┌─ RECORDS SUPPLIED

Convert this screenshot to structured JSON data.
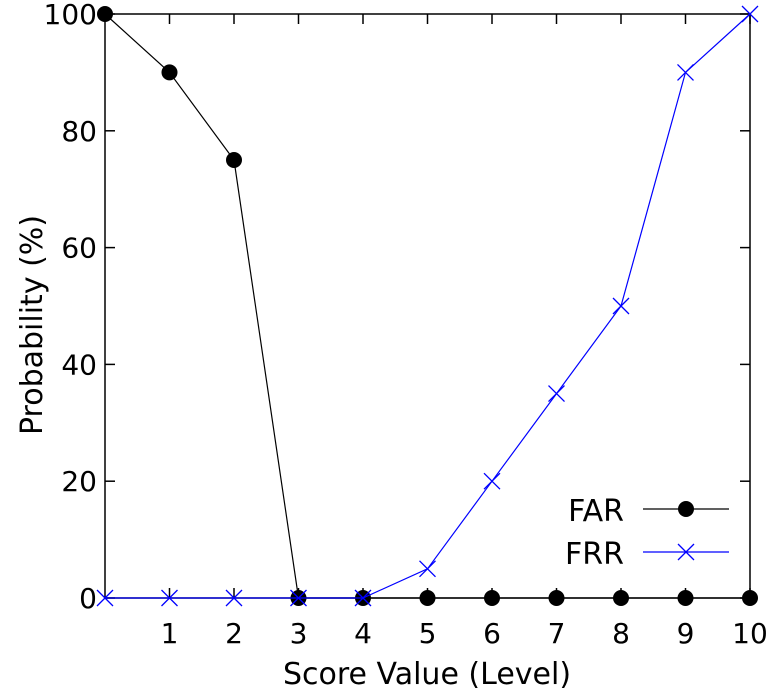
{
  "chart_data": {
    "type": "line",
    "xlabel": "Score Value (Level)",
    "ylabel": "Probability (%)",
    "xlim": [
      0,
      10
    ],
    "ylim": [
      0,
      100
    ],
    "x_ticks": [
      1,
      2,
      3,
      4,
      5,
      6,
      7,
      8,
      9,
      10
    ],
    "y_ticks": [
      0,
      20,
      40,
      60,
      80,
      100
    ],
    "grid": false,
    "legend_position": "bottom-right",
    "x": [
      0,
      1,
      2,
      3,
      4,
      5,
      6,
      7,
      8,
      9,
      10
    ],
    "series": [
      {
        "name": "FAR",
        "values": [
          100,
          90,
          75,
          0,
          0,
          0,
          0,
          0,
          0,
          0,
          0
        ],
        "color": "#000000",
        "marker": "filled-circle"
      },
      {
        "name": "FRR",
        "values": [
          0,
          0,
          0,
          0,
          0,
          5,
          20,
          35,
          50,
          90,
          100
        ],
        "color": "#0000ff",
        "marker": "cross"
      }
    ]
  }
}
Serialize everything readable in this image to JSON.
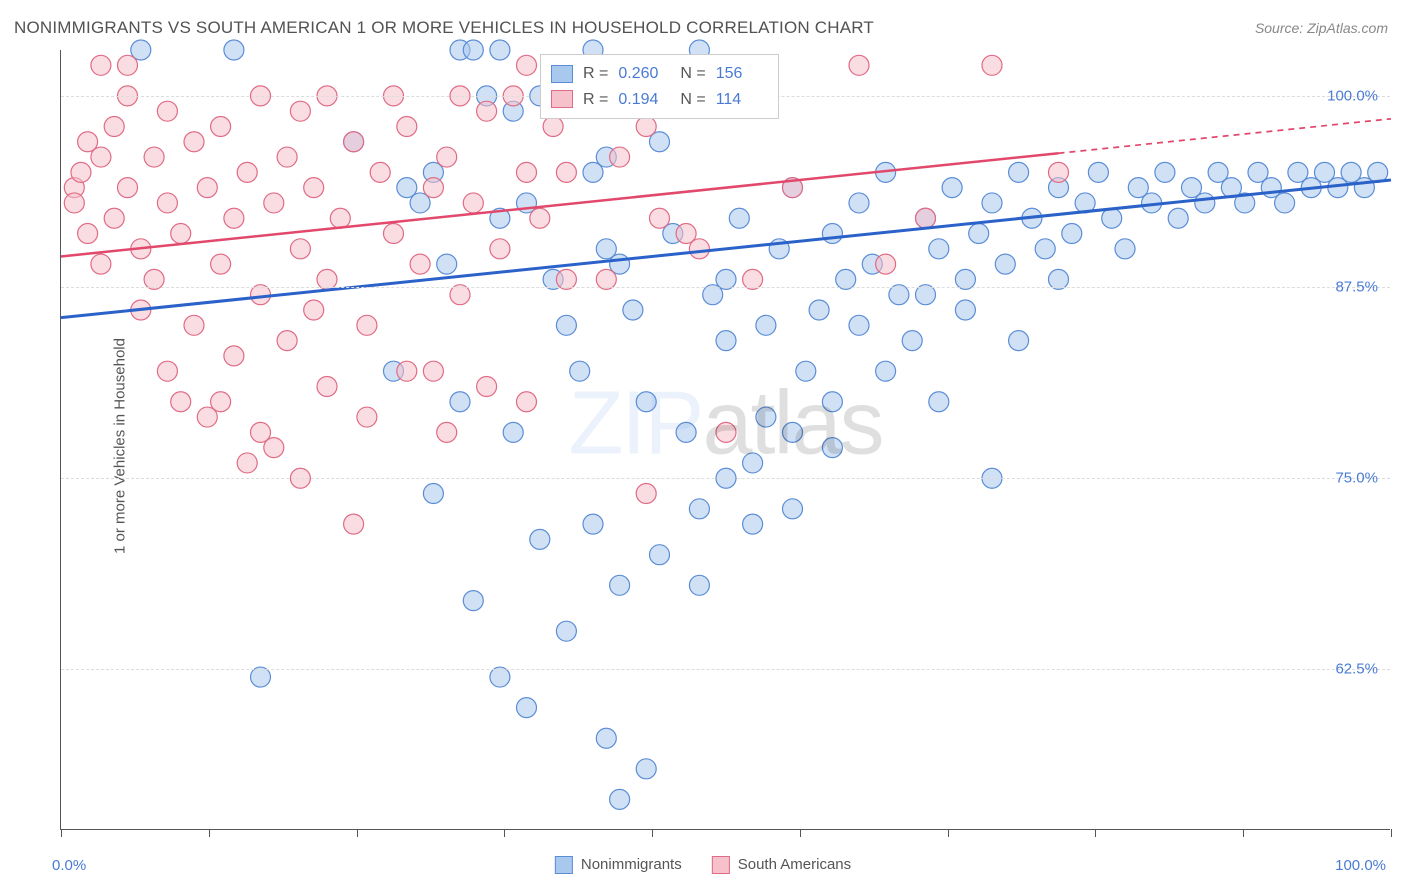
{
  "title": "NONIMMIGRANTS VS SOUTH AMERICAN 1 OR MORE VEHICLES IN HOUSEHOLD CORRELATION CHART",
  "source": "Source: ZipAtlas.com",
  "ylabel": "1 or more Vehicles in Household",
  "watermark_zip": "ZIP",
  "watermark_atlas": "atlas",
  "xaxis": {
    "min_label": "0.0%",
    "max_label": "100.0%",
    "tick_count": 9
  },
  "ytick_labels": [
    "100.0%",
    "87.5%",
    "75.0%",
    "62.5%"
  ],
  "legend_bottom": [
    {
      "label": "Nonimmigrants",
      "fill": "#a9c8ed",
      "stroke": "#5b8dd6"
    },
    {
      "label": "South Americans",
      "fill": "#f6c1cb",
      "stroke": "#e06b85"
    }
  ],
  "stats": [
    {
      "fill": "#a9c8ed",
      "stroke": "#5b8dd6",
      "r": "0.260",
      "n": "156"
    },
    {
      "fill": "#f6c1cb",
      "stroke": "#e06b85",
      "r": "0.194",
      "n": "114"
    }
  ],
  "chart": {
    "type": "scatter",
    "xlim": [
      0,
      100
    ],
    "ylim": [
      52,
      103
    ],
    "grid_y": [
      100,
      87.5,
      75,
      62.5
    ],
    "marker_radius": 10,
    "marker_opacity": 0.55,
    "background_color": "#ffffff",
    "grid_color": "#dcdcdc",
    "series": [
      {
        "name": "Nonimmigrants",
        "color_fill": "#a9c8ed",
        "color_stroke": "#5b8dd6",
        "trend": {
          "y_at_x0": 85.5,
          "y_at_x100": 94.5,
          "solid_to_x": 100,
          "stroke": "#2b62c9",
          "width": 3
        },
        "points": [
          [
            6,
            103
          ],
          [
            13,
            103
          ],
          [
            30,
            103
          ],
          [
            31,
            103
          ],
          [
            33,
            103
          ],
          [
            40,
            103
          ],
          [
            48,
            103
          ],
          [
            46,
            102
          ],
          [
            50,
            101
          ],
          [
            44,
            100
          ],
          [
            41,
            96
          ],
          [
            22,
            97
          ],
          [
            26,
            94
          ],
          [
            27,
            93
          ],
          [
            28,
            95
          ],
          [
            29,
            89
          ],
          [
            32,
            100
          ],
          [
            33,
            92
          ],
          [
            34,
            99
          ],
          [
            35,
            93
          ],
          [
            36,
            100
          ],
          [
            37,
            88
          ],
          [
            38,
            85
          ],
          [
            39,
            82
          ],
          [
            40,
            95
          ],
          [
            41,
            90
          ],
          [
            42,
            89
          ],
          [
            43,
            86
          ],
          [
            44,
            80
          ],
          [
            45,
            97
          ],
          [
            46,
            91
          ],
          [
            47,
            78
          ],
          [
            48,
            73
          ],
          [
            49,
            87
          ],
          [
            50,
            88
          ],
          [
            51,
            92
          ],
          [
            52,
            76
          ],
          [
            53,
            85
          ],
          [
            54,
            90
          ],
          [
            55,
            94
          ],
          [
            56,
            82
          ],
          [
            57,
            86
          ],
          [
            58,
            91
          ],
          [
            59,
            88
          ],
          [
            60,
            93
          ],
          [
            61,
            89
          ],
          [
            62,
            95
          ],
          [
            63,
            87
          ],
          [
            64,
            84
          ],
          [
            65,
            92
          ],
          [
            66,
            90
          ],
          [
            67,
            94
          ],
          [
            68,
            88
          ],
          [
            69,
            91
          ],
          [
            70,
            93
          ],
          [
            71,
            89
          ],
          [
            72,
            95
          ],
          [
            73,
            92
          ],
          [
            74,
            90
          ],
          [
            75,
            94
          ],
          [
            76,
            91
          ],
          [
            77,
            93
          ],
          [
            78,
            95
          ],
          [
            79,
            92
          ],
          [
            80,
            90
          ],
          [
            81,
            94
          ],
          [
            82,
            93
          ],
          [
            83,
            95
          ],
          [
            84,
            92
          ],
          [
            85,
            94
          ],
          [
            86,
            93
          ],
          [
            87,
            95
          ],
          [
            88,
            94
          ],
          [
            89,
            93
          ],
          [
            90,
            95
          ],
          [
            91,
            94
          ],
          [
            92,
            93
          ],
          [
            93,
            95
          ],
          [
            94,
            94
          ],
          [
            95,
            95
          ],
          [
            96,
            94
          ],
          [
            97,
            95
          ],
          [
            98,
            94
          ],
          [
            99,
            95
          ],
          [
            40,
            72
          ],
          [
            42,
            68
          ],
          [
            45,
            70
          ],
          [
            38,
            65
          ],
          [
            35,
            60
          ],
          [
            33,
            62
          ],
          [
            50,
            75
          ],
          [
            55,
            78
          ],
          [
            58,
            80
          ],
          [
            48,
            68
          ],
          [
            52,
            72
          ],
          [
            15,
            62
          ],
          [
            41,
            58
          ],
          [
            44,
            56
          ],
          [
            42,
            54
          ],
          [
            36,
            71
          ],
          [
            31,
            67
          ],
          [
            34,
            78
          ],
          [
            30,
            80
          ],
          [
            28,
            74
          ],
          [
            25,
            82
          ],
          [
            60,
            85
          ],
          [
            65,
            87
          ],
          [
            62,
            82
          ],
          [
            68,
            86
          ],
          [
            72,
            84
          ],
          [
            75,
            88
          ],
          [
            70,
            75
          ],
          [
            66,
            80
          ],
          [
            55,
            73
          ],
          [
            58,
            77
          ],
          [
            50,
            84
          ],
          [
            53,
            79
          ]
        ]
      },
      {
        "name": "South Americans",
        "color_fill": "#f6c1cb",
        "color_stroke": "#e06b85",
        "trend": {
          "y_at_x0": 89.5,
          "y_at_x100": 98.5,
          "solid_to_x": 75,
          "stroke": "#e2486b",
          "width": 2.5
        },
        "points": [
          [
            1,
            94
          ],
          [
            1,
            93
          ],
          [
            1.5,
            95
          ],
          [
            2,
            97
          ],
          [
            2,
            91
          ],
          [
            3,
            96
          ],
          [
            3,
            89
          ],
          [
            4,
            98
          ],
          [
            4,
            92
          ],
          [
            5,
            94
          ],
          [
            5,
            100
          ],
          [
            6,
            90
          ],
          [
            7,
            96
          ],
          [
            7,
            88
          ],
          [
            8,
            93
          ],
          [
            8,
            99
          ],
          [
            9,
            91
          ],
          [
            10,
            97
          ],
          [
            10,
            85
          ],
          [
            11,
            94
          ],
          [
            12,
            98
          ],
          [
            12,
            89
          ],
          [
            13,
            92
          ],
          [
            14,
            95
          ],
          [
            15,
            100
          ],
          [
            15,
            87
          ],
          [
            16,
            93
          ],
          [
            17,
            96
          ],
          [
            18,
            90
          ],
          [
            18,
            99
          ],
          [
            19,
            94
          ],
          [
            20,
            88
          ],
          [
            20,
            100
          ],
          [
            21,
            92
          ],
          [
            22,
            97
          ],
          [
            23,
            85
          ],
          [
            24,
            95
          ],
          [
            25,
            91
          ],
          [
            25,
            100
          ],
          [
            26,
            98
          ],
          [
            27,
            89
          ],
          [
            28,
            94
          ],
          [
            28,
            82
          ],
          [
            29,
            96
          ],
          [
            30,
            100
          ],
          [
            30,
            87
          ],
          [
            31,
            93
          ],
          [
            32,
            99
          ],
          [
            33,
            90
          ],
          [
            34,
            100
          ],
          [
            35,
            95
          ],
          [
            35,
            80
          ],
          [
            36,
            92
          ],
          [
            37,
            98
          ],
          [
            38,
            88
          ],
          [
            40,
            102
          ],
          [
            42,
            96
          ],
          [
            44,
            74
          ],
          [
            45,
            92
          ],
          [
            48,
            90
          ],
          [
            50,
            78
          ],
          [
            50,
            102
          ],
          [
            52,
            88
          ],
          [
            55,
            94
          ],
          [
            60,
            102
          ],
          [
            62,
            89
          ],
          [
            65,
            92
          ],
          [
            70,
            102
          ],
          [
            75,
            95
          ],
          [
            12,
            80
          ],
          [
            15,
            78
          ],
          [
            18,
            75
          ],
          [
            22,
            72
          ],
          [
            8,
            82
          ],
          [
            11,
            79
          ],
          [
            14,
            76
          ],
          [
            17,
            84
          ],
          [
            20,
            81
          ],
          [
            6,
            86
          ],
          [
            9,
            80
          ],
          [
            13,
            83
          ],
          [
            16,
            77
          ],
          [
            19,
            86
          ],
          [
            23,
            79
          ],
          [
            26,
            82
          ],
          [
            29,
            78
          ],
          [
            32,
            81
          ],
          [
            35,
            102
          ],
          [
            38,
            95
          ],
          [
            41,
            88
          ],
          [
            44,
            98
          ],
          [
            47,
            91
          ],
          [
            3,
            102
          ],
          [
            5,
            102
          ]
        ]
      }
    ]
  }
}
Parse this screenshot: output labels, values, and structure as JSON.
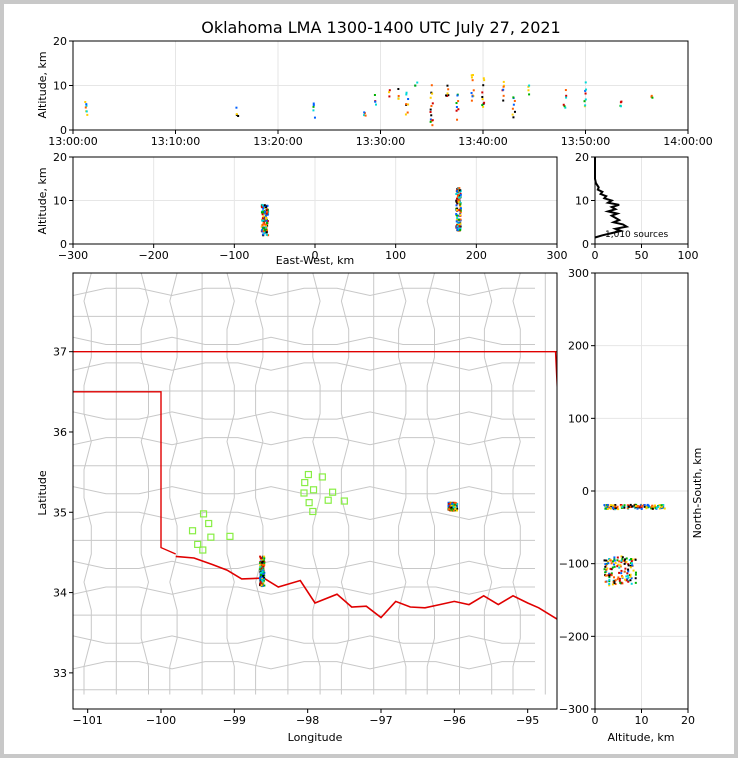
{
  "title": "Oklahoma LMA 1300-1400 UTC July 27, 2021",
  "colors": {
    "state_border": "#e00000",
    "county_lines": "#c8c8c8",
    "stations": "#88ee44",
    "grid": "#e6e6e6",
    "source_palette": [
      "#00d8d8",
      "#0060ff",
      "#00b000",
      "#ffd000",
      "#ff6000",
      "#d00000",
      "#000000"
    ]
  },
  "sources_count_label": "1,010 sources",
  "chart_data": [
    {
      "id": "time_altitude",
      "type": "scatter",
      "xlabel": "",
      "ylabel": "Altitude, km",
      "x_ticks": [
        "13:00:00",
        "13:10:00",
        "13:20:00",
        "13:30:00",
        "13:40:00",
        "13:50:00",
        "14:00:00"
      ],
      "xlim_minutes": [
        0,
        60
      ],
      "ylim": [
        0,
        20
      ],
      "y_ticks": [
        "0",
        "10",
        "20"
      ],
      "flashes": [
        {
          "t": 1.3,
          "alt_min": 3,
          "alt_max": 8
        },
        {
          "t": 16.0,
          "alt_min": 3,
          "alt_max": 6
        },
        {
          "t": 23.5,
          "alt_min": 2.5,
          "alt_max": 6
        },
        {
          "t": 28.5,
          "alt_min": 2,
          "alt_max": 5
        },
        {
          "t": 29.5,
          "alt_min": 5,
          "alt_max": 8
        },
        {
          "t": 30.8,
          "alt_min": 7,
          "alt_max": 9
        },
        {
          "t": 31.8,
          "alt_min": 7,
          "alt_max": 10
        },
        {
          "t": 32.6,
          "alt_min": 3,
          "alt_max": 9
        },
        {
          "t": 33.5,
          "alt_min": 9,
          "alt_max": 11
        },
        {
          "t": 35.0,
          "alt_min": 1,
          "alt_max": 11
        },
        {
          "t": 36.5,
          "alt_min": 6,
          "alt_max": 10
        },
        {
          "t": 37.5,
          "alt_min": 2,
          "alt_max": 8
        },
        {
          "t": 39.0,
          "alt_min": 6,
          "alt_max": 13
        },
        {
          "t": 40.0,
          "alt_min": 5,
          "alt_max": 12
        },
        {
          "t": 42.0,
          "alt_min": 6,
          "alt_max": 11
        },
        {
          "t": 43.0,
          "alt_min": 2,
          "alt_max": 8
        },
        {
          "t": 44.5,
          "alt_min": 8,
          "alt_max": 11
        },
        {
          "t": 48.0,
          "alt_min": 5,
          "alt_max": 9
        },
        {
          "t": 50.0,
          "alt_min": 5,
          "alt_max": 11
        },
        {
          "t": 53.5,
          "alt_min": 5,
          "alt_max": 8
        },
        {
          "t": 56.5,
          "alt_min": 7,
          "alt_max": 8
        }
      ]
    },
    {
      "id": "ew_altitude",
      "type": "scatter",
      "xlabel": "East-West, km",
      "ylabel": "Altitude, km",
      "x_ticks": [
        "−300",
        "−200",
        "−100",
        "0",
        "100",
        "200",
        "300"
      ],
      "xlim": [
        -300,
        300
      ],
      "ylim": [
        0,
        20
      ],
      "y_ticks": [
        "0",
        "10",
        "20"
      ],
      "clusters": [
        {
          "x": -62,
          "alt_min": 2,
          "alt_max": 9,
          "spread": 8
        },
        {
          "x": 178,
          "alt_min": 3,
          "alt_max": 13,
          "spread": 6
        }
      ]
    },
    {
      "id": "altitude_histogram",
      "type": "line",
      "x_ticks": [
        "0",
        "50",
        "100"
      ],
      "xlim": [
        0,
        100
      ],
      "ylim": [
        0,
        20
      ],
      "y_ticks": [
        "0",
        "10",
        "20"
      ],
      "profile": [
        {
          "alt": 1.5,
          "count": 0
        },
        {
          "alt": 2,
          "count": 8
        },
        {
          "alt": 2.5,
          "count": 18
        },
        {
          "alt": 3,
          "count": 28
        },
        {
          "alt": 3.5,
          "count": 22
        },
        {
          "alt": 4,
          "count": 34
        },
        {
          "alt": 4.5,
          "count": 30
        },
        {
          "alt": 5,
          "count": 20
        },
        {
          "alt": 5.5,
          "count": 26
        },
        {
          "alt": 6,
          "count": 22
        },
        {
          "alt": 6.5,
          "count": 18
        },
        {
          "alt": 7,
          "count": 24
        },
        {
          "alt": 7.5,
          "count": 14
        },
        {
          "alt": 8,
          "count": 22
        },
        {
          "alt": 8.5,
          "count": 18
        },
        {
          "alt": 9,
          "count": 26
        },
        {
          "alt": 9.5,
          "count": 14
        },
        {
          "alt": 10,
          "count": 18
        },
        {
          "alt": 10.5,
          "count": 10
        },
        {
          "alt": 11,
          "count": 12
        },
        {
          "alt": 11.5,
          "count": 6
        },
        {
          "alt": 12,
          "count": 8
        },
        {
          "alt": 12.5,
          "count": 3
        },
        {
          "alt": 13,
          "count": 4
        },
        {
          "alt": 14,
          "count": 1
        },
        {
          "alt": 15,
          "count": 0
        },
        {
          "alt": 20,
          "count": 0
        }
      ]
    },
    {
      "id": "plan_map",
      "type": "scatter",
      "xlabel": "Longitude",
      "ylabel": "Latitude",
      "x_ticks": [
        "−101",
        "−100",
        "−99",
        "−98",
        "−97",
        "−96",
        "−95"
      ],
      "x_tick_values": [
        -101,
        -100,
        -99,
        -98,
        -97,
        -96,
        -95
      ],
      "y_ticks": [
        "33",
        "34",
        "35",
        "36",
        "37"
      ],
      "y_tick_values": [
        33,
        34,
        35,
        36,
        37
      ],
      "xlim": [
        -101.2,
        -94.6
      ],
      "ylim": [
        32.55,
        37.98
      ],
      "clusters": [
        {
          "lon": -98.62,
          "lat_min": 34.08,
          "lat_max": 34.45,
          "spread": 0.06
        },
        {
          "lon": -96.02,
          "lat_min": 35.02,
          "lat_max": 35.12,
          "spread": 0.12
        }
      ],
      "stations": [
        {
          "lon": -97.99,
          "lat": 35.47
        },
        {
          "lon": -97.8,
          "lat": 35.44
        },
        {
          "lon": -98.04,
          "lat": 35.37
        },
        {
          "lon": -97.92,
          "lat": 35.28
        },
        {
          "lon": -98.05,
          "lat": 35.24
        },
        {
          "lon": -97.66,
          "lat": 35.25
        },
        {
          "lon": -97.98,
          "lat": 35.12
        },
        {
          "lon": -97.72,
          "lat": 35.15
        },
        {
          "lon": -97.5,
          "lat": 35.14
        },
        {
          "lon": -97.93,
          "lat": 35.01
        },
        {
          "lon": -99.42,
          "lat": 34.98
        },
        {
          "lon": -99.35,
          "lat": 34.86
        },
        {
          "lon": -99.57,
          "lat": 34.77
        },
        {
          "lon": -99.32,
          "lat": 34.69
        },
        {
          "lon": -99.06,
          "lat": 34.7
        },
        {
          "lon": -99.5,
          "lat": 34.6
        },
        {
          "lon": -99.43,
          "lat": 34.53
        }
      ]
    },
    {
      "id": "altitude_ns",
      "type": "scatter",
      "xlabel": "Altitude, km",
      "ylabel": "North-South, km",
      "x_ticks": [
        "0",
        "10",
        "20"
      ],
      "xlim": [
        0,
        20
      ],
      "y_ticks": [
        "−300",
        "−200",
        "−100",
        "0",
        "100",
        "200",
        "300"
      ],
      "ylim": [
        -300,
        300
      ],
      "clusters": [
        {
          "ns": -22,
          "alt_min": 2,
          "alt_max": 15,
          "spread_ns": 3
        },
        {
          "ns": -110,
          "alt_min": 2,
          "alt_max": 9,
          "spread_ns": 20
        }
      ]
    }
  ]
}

└─

EXERCISE INSTRUCTIONS – Look for "screenshot" and pull out every line that has it.

ANSWER TO THIS EXERCISE –
Convert this screenshot to structured JSON data.
Parse this screenshot: output labels, values, and structure as JSON.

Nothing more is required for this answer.